## Short problem:
Copy each line in which the string "Gerenciar" occurs.

- - -

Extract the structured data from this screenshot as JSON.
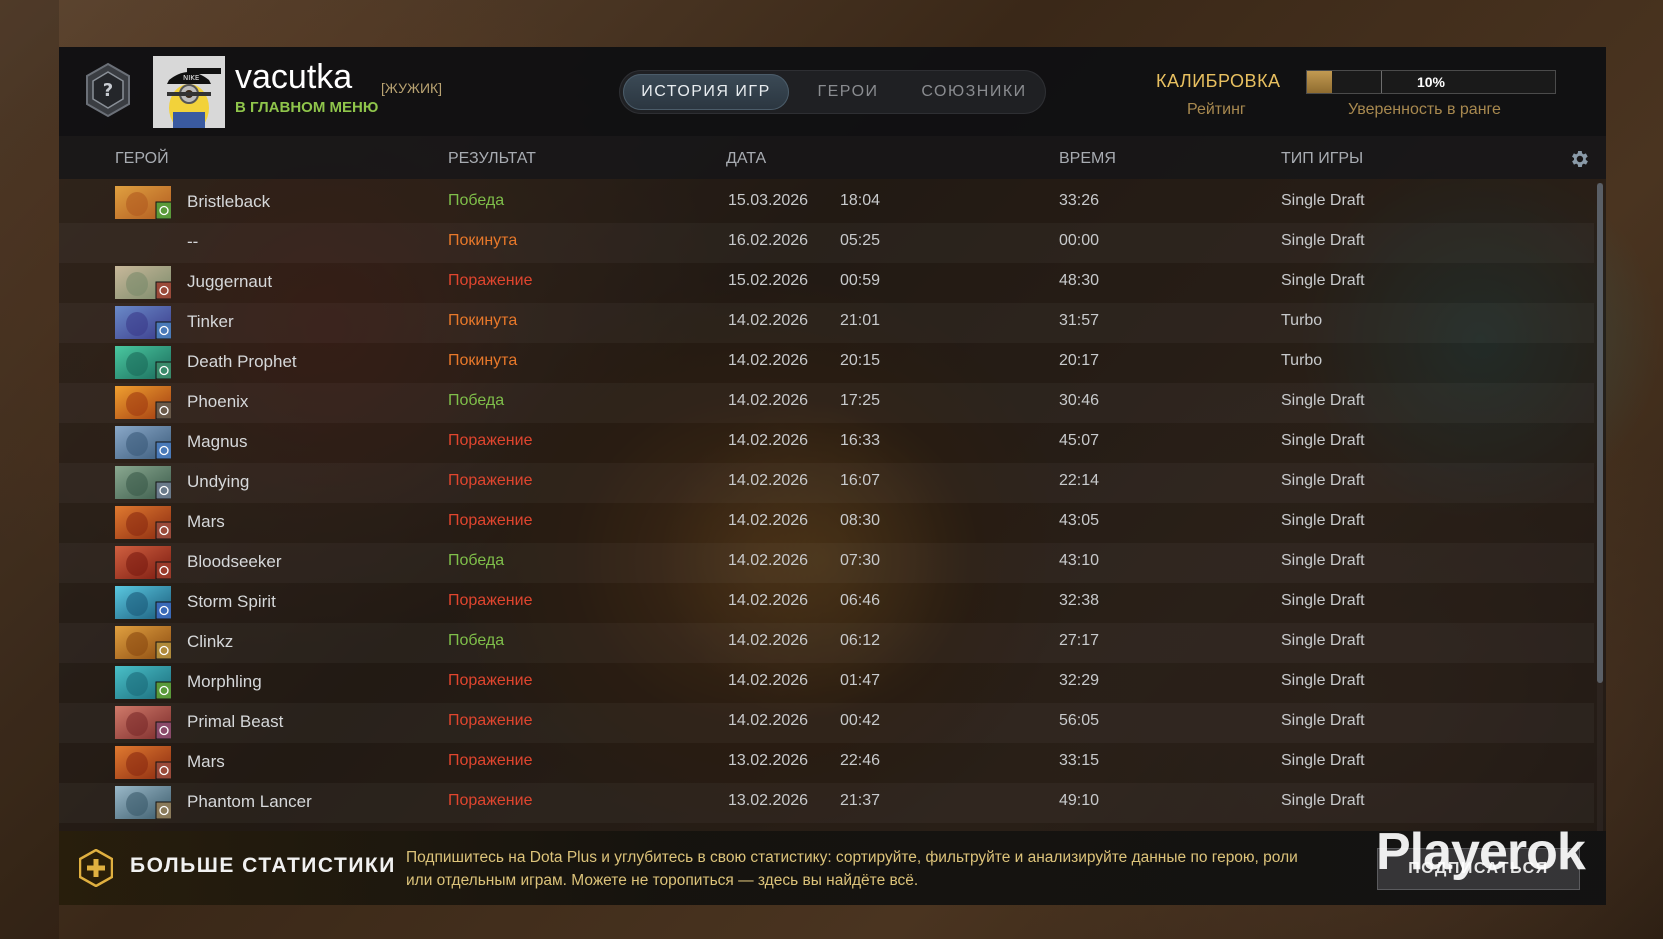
{
  "profile": {
    "username": "vacutka",
    "tag": "[ЖУЖИК]",
    "status": "В ГЛАВНОМ МЕНЮ"
  },
  "tabs": [
    {
      "label": "ИСТОРИЯ ИГР",
      "active": true
    },
    {
      "label": "ГЕРОИ",
      "active": false
    },
    {
      "label": "СОЮЗНИКИ",
      "active": false
    }
  ],
  "calibration": {
    "title": "КАЛИБРОВКА",
    "rating_label": "Рейтинг",
    "confidence_value": "10%",
    "confidence_fraction": 0.1,
    "confidence_label": "Уверенность в ранге"
  },
  "columns": {
    "hero": "ГЕРОЙ",
    "result": "РЕЗУЛЬТАТ",
    "date": "ДАТА",
    "duration": "ВРЕМЯ",
    "mode": "ТИП ИГРЫ"
  },
  "colors": {
    "win": "#7fbf4a",
    "loss": "#e0452e",
    "abandon": "#e8782a",
    "accent": "#e8c060"
  },
  "matches": [
    {
      "hero": "Bristleback",
      "result": "Победа",
      "rtype": "win",
      "date": "15.03.2026",
      "time": "18:04",
      "duration": "33:26",
      "mode": "Single Draft",
      "c1": "#b05a20",
      "c2": "#e0a040",
      "badge": "#5a9a3a"
    },
    {
      "hero": "--",
      "result": "Покинута",
      "rtype": "abandon",
      "date": "16.02.2026",
      "time": "05:25",
      "duration": "00:00",
      "mode": "Single Draft",
      "c1": "",
      "c2": "",
      "badge": ""
    },
    {
      "hero": "Juggernaut",
      "result": "Поражение",
      "rtype": "loss",
      "date": "15.02.2026",
      "time": "00:59",
      "duration": "48:30",
      "mode": "Single Draft",
      "c1": "#7a8a6a",
      "c2": "#c8b89a",
      "badge": "#9a4a3a"
    },
    {
      "hero": "Tinker",
      "result": "Покинута",
      "rtype": "abandon",
      "date": "14.02.2026",
      "time": "21:01",
      "duration": "31:57",
      "mode": "Turbo",
      "c1": "#3a3a8a",
      "c2": "#6a8ac8",
      "badge": "#4a7ab8"
    },
    {
      "hero": "Death Prophet",
      "result": "Покинута",
      "rtype": "abandon",
      "date": "14.02.2026",
      "time": "20:15",
      "duration": "20:17",
      "mode": "Turbo",
      "c1": "#1a6a5a",
      "c2": "#4ac8a0",
      "badge": "#3a8a6a"
    },
    {
      "hero": "Phoenix",
      "result": "Победа",
      "rtype": "win",
      "date": "14.02.2026",
      "time": "17:25",
      "duration": "30:46",
      "mode": "Single Draft",
      "c1": "#a03a10",
      "c2": "#f0a030",
      "badge": "#6a5a4a"
    },
    {
      "hero": "Magnus",
      "result": "Поражение",
      "rtype": "loss",
      "date": "14.02.2026",
      "time": "16:33",
      "duration": "45:07",
      "mode": "Single Draft",
      "c1": "#3a5a7a",
      "c2": "#8aa8c8",
      "badge": "#4a7ab8"
    },
    {
      "hero": "Undying",
      "result": "Поражение",
      "rtype": "loss",
      "date": "14.02.2026",
      "time": "16:07",
      "duration": "22:14",
      "mode": "Single Draft",
      "c1": "#3a5a4a",
      "c2": "#8aa890",
      "badge": "#6a7a8a"
    },
    {
      "hero": "Mars",
      "result": "Поражение",
      "rtype": "loss",
      "date": "14.02.2026",
      "time": "08:30",
      "duration": "43:05",
      "mode": "Single Draft",
      "c1": "#8a2a10",
      "c2": "#e07a30",
      "badge": "#9a4a3a"
    },
    {
      "hero": "Bloodseeker",
      "result": "Победа",
      "rtype": "win",
      "date": "14.02.2026",
      "time": "07:30",
      "duration": "43:10",
      "mode": "Single Draft",
      "c1": "#7a1a10",
      "c2": "#d06040",
      "badge": "#9a3a2a"
    },
    {
      "hero": "Storm Spirit",
      "result": "Поражение",
      "rtype": "loss",
      "date": "14.02.2026",
      "time": "06:46",
      "duration": "32:38",
      "mode": "Single Draft",
      "c1": "#1a5a7a",
      "c2": "#5ac8e0",
      "badge": "#3a6ab8"
    },
    {
      "hero": "Clinkz",
      "result": "Победа",
      "rtype": "win",
      "date": "14.02.2026",
      "time": "06:12",
      "duration": "27:17",
      "mode": "Single Draft",
      "c1": "#8a4a10",
      "c2": "#e0a040",
      "badge": "#b08a3a"
    },
    {
      "hero": "Morphling",
      "result": "Поражение",
      "rtype": "loss",
      "date": "14.02.2026",
      "time": "01:47",
      "duration": "32:29",
      "mode": "Single Draft",
      "c1": "#1a6a7a",
      "c2": "#4ac0c8",
      "badge": "#5a9a3a"
    },
    {
      "hero": "Primal Beast",
      "result": "Поражение",
      "rtype": "loss",
      "date": "14.02.2026",
      "time": "00:42",
      "duration": "56:05",
      "mode": "Single Draft",
      "c1": "#7a2a2a",
      "c2": "#d07a6a",
      "badge": "#8a4a6a"
    },
    {
      "hero": "Mars",
      "result": "Поражение",
      "rtype": "loss",
      "date": "13.02.2026",
      "time": "22:46",
      "duration": "33:15",
      "mode": "Single Draft",
      "c1": "#8a2a10",
      "c2": "#e07a30",
      "badge": "#9a4a3a"
    },
    {
      "hero": "Phantom Lancer",
      "result": "Поражение",
      "rtype": "loss",
      "date": "13.02.2026",
      "time": "21:37",
      "duration": "49:10",
      "mode": "Single Draft",
      "c1": "#3a5a6a",
      "c2": "#9ab8c8",
      "badge": "#8a7a5a"
    }
  ],
  "footer": {
    "title": "БОЛЬШЕ СТАТИСТИКИ",
    "text": "Подпишитесь на Dota Plus и углубитесь в свою статистику: сортируйте, фильтруйте и анализируйте данные по герою, роли или отдельным играм. Можете не торопиться — здесь вы найдёте всё.",
    "button": "ПОДПИСАТЬСЯ"
  },
  "watermark": "Playerok"
}
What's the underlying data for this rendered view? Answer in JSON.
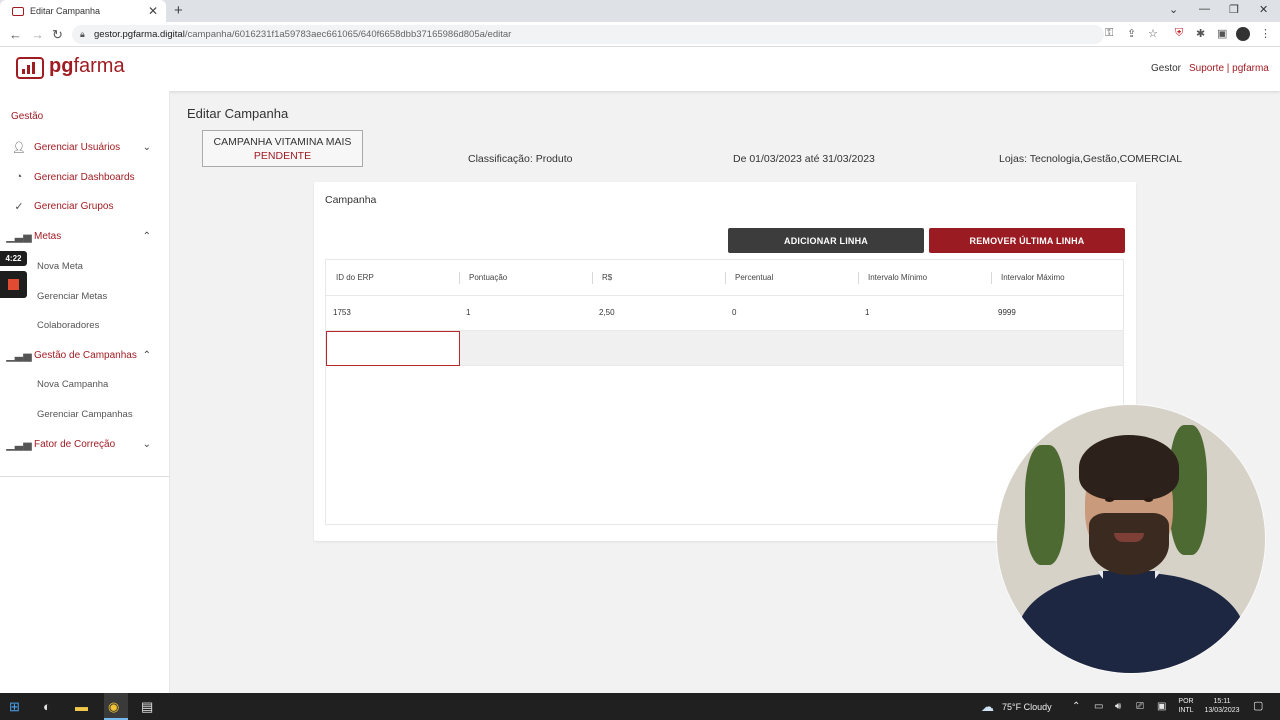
{
  "browser": {
    "tab_title": "Editar Campanha",
    "tab_close": "✕",
    "new_tab": "+",
    "url_domain": "gestor.pgfarma.digital",
    "url_path": "/campanha/6016231f1a59783aec661065/640f6658dbb37165986d805a/editar",
    "icons": [
      "back-icon",
      "forward-icon",
      "reload-icon",
      "lock-icon",
      "key-icon",
      "share-icon",
      "star-icon",
      "shield-icon",
      "puzzle-icon",
      "sidepanel-icon",
      "menu-icon"
    ]
  },
  "header": {
    "logo_bold": "pg",
    "logo_rest": "farma",
    "gestor_link": "Gestor",
    "suporte_link": "Suporte | pgfarma"
  },
  "sidebar": {
    "section_title": "Gestão",
    "items": [
      {
        "label": "Gerenciar Usuários",
        "icon": "add-user-icon"
      },
      {
        "label": "Gerenciar Dashboards",
        "icon": "pie-chart-icon"
      },
      {
        "label": "Gerenciar Grupos",
        "icon": "check-circle-icon"
      },
      {
        "label": "Metas",
        "icon": "bar-chart-icon"
      },
      {
        "label": "Gestão de Campanhas",
        "icon": "bar-chart-icon"
      },
      {
        "label": "Fator de Correção",
        "icon": "bar-chart-icon"
      }
    ],
    "metas_sub": [
      "Nova Meta",
      "Gerenciar Metas",
      "Colaboradores"
    ],
    "campanhas_sub": [
      "Nova Campanha",
      "Gerenciar Campanhas"
    ]
  },
  "recorder": {
    "time": "4:22"
  },
  "main": {
    "page_title": "Editar Campanha",
    "campaign_name": "CAMPANHA VITAMINA MAIS",
    "campaign_status": "PENDENTE",
    "classificacao": "Classificação: Produto",
    "periodo": "De 01/03/2023 até 31/03/2023",
    "lojas": "Lojas: Tecnologia,Gestão,COMERCIAL",
    "card_title": "Campanha",
    "add_button": "ADICIONAR LINHA",
    "remove_button": "REMOVER ÚLTIMA LINHA",
    "columns": [
      "ID do ERP",
      "Pontuação",
      "R$",
      "Percentual",
      "Intervalo Mínimo",
      "Intervalor Máximo"
    ],
    "rows": [
      [
        "1753",
        "1",
        "2,50",
        "0",
        "1",
        "9999"
      ]
    ],
    "accent_color": "#a01c23"
  },
  "taskbar": {
    "weather": "75°F  Cloudy",
    "lang_top": "POR",
    "lang_bottom": "INTL",
    "time": "15:11",
    "date": "13/03/2023"
  }
}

- - -

## The solution:
        "label": "Gerenciar Usuários",
        "label": "Gerenciar Dashboards",
        "label": "Gerenciar Grupos",
      "Gerenciar Metas",
      "Gerenciar Campanhas"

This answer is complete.